DOCUMENT >>
☆ ☆ ☆ ☆ ☆

Fordson Truck

1926 Fordson Prototype

Offered by Mecum | Davenport, Iowa | November 7, 2019

Photo – Mecum

Early Ford trucks were based on the Model T. They usually had a dually rear axle and some other changes, but the relation to the T was pretty obvious. They were even called the TT. The vehicle you see here was the first Ford heavy-duty truck. It’s a two-ton chassis, and it was built under the Fordson brand.

Fordson was a brand of tractors marketed by the Ford Motor Company between 1917 and 1964. The name also appeared on some light commercial vehicles in the U.K. The truck is powered by a Fordson tractor engine and transmission. The way it is packaged makes it looks like it completely lacks an engine, with the radiator mounted behind the front axle.

This was the only example of the Fordson two-ton truck that was actually delivered to a customer. It eventually made its way to the Harrah Collection and has been privately owned since 1983. Mecum has been making a big deal of it, which is the star of the show at this sale. Click here for more info and here for more from this sale.

Update: Sold $90,750.

Range Rover Limo

1994 Land Rover Range Rover LSE Limousine

Offered by Silverstone Auctions | Birmingham, U.K. | November 9, 2019

Photo – Silverstone Auctions

The first-generation Range Rover was in production from 1970 through 1994. An eternity, in other words. This example is from the last year of Range Rover Classic production, and it was purchased new by the Sultan of Brunei, who commissioned Townley Cross Country Vehicles Ltd. to convert it into a limousine for his brother, Prince Jefri.

The conversion cost a lot of money and took nine months to complete. Townley Cross Country Vehicles did a number of these – several hundred perhaps – for wealthy Middle Eastern clients. This thing is tricked out. It has what I’ll call a “red-ass interior” with two seats up front, and three captain’s chairs in the rear, one of which is facing sideways. It also has an entertainment center of sorts with two TVs with VCRs. Break out the VHS tapes!

☆ ☆ ☆ ☆ ☆

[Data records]
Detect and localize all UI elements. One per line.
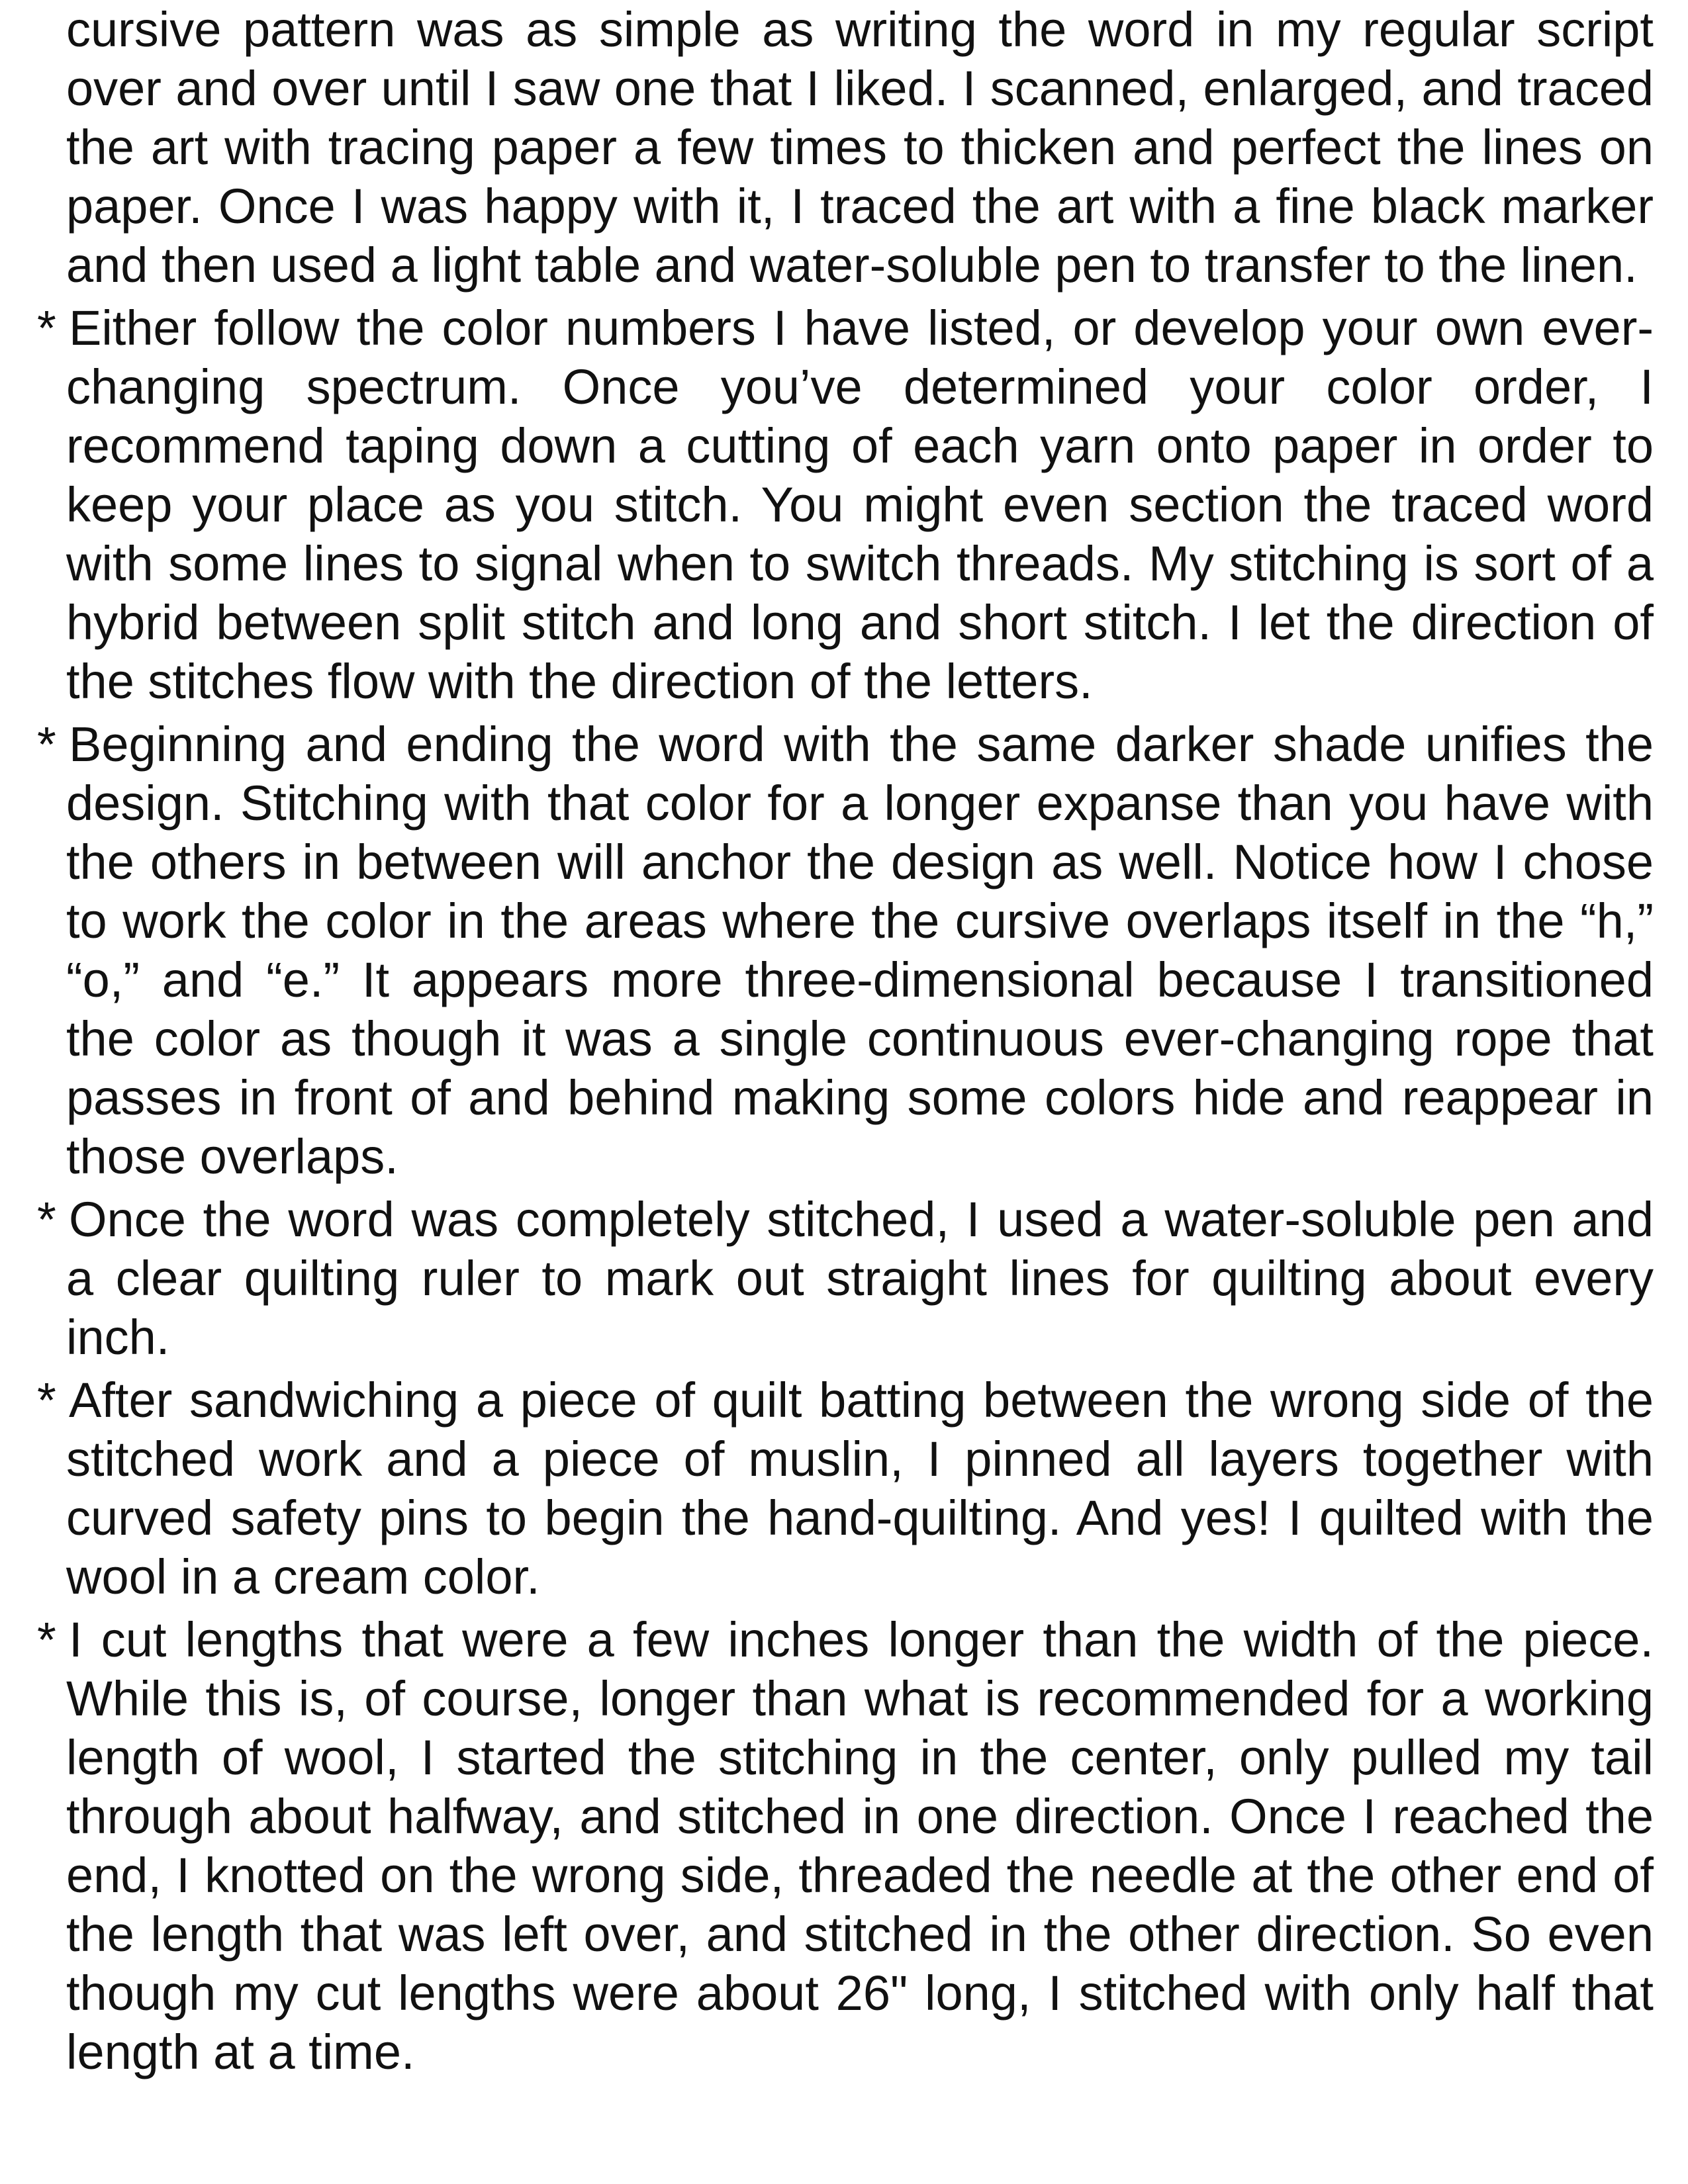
bullet-text: Once the word was completely stitched, I used a water-soluble pen and a clear quilting ruler to mark out straight lines for quilting about every inch.	[66, 1192, 1654, 1365]
bullet-item-cutting-lengths	[37, 1610, 1654, 2081]
bullet-item-color-order	[37, 298, 1654, 711]
bullet-text: I cut lengths that were a few inches longer than the width of the piece. While this is, of course, longer than what is recommended for a working length of wool, I started the stitching in the center, only pulled my tail through about halfway, and stitched in one direction. Once I reached the end, I knotted on the wrong side, threaded the needle at the other end of the length that was left over, and stitched in the other direction. So even though my cut lengths were about 26" long, I stitched with only half that length at a time.	[66, 1612, 1654, 2079]
bullet-text: Either follow the color numbers I have listed, or develop your own ever-changing spectrum. Once you’ve determined your color order, I recommend taping down a cutting of each yarn onto paper in order to keep your place as you stitch. You might even section the traced word with some lines to signal when to switch threads. My stitching is sort of a hybrid between split stitch and long and short stitch. I let the direction of the stitches flow with the direction of the letters.	[66, 300, 1654, 709]
bullet-marker: *	[37, 717, 56, 772]
document-page	[37, 0, 1654, 2081]
bullet-marker: *	[37, 1373, 56, 1428]
bullet-item-marking	[37, 1190, 1654, 1367]
bullet-text: Beginning and ending the word with the same darker shade unifies the design. Stitching with that color for a longer expanse than you have with the others in between will anchor the design as well. Notice how I chose to work the color in the areas where the cursive overlaps itself in the “h,” “o,” and “e.” It appears more three-dimensional because I transitioned the color as though it was a single continuous ever-changing rope that passes in front of and behind making some colors hide and reappear in those overlaps.	[66, 717, 1654, 1184]
bullet-item-sandwiching	[37, 1371, 1654, 1606]
paragraph-continuation: cursive pattern was as simple as writing the word in my regular script over and over until I saw one that I liked. I scanned, enlarged, and traced the art with tracing paper a few times to thicken and perfect the lines on paper. Once I was happy with it, I traced the art with a fine black marker and then used a light table and water-soluble pen to transfer to the linen.	[66, 2, 1654, 293]
bullet-text: After sandwiching a piece of quilt batting between the wrong side of the stitched work and a piece of muslin, I pinned all layers together with curved safety pins to begin the hand-quilting. And yes! I quilted with the wool in a cream color.	[66, 1373, 1654, 1604]
bullet-marker: *	[37, 1192, 56, 1247]
bullet-marker: *	[37, 1612, 56, 1667]
bullet-item-shading	[37, 715, 1654, 1186]
bullet-marker: *	[37, 300, 56, 355]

☆ ☆ ☆ ☆ ☆

SHORT PROBLEM A >>
How would you render this sentence from the auction listings in Spanish: "The conversion cost a lot of money and took nine months to complete."?
SHORT PROBLEM B >>
Could you extract the passage of the auction listings from "This was the" up to and including "from this sale."?

FULL OUTPUT A >>
La conversión costó mucho dinero y tardó nueve meses en completarse.

FULL OUTPUT B >>
This was the only example of the Fordson two-ton truck that was actually delivered to a customer. It eventually made its way to the Harrah Collection and has been privately owned since 1983. Mecum has been making a big deal of it, which is the star of the show at this sale. Click here for more info and here for more from this sale.